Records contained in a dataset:
┄┄┄┄┄┄

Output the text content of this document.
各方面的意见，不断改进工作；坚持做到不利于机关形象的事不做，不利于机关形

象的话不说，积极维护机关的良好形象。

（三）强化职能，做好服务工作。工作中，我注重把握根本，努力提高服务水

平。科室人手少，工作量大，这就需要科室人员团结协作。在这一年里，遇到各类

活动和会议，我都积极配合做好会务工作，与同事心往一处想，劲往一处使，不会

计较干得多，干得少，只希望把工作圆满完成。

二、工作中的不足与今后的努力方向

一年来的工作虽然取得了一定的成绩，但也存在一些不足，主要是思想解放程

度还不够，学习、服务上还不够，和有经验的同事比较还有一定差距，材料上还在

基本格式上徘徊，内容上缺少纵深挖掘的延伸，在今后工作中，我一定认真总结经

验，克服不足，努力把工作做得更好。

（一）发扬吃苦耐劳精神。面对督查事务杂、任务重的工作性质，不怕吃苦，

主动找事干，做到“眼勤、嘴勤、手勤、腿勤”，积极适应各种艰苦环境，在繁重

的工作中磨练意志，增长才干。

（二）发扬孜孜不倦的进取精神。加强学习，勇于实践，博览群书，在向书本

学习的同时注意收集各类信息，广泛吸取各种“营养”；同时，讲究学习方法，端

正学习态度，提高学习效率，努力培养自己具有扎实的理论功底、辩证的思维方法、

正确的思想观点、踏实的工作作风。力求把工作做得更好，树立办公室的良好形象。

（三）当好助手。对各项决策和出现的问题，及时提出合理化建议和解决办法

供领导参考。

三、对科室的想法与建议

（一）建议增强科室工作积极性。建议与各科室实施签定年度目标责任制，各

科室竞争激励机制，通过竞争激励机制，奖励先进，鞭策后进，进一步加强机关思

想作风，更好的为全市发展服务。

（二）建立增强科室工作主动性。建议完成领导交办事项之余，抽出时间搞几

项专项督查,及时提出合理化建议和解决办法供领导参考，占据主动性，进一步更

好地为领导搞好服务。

┄┄┄┄┄┄

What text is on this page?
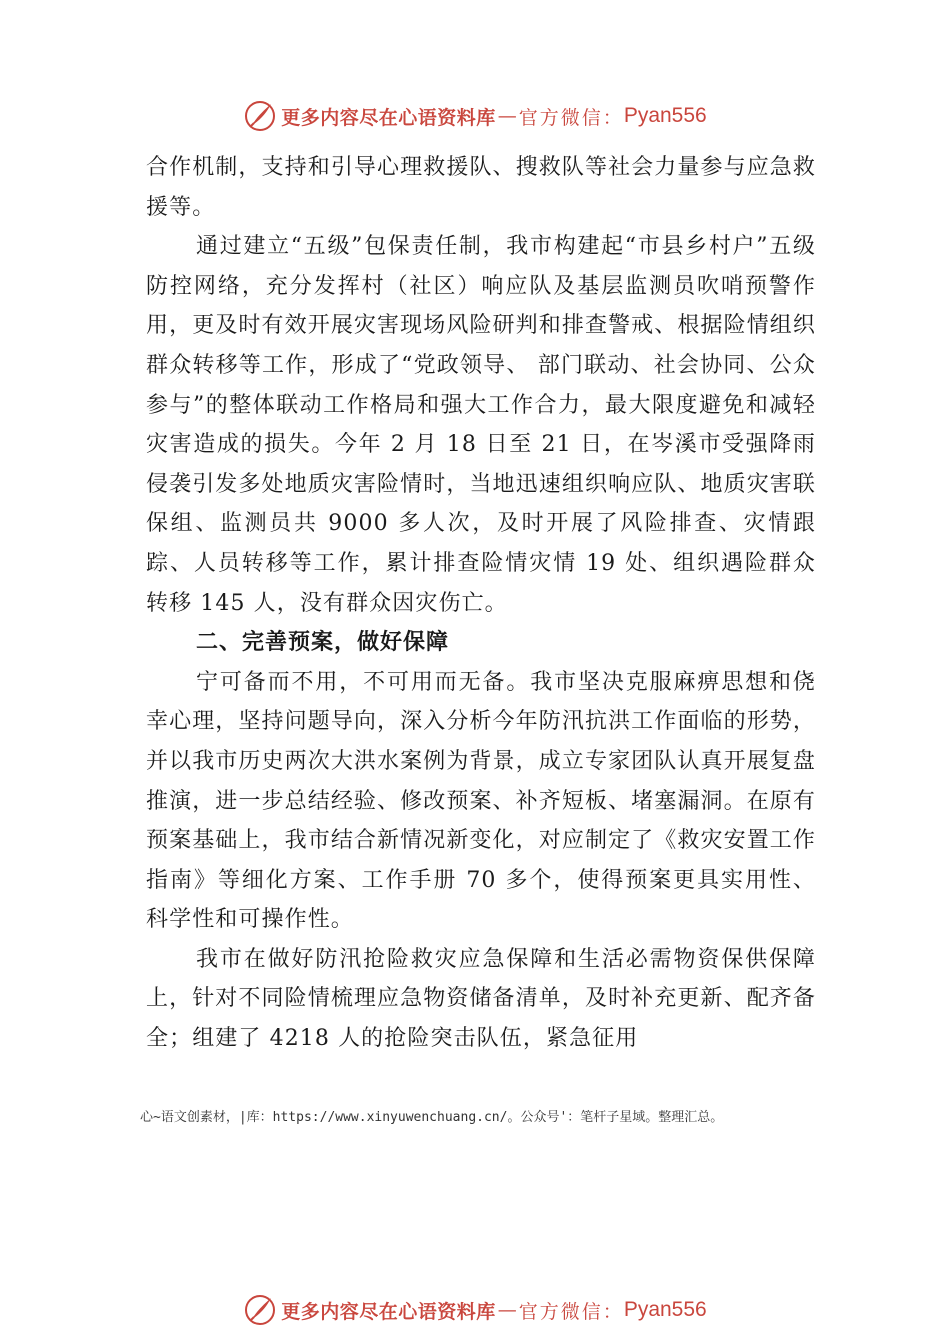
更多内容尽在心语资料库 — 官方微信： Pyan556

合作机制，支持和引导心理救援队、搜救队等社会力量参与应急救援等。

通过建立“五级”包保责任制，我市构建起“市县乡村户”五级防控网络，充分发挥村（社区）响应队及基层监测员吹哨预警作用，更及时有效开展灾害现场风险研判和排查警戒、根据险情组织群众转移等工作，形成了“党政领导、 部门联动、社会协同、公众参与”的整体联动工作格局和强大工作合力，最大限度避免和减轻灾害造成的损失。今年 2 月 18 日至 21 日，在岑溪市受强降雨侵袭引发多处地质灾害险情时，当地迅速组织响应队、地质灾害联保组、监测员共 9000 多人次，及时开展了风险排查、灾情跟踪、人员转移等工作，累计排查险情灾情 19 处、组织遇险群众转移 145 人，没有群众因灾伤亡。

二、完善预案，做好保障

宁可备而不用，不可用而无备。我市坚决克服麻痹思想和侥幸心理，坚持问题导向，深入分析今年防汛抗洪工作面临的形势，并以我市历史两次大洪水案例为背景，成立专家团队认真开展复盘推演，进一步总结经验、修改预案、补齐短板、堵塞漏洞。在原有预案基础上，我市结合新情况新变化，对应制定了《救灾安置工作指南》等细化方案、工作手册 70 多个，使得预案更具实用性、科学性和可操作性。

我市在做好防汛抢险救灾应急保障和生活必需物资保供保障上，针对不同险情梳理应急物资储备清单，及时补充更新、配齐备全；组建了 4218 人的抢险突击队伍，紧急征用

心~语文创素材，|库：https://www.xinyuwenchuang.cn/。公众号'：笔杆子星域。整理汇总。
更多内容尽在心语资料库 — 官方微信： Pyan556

┄┄┄┄┄┄

■ **WRITTEN REQUEST**
Work out the count of lines containing the word "text", then write only that count.

■ **SOLUTION FOR THIS EXERCISE**
2